_Page_
________________________

Features of Pedestrian Behavior in Car-to-Pedestrian Contact Situations in Near-Miss Incidents in Japan

Abstract

Objective: The objective of this study is to evaluate the severe conditions between car-to-pedestrian near-miss situations using pedestrian time-to-vehicle (pedestrian TTV) which is the time when the pedestrian would reach the forward moving car line.

Methods: Since the information available from the real-world accidents was limited, the authors focused on the near-miss situations captured by driving recorders installed in passenger cars. In their previous study, the authors found there were some similarities between accidents and near-miss incidents. It was made clear that the situations in pedestrians' accidents could be estimated from the near-miss incident data which included motion pictures capturing pedestrian behaviors. In their previous study, the vehicle time-to-collision (vehicle TTC) was investigated from the near-miss incident data. The authors analyzed data for 101 near-miss car-to-pedestrian incident events in which pedestrians were crossing the roads in front of a forward-moving car at an intersection or on a straight road. Using a video of near-miss car-to-pedestrian incidents captured by drive recorders and collected by the Society of Automotive Engineers of Japan (J-SAE) from 2005 to 2009, the pedestrian TTV was calculated. Based on the calculated pedestrian TTV, one of the severe conditions between car-to-pedestrian near-miss situations was evaluated for pedestrians who emerged from behind an obstruction such as a building, a parked vehicle and a moving vehicle.

________________________

_Data section_
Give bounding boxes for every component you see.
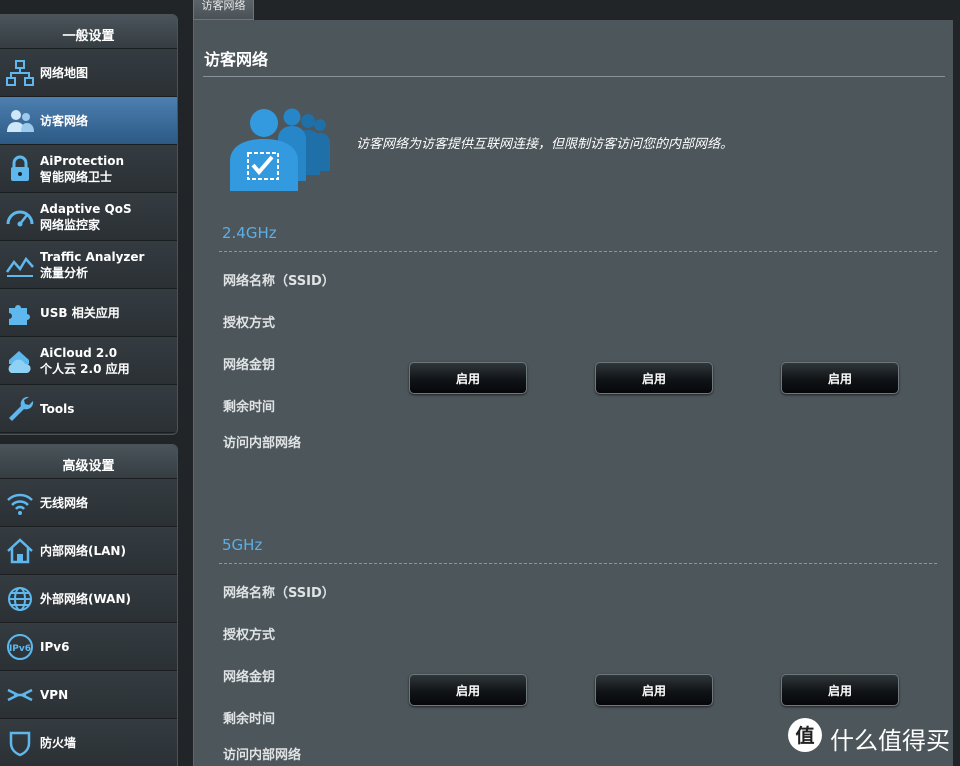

________________________

_Instructions_
**A.** Print the part of the abstract on pedestrian near-miss incidents starting at "Features of Pedestrian" and ending at "moving car line.".
**B.** Translate this sentence from the abstract on pedestrian near-miss incidents into Spanish: "In their previous study, the authors found there were some similarities between accidents and near-miss incidents."

_Task-by-task outputs_
**A.**
Features of Pedestrian Behavior in Car-to-Pedestrian Contact Situations in Near-Miss Incidents in Japan

Abstract

Objective: The objective of this study is to evaluate the severe conditions between car-to-pedestrian near-miss situations using pedestrian time-to-vehicle (pedestrian TTV) which is the time when the pedestrian would reach the forward moving car line.

**B.** En su estudio anterior, los autores encontraron que había algunas similitudes entre los accidentes y los incidentes de cuasiaccidente.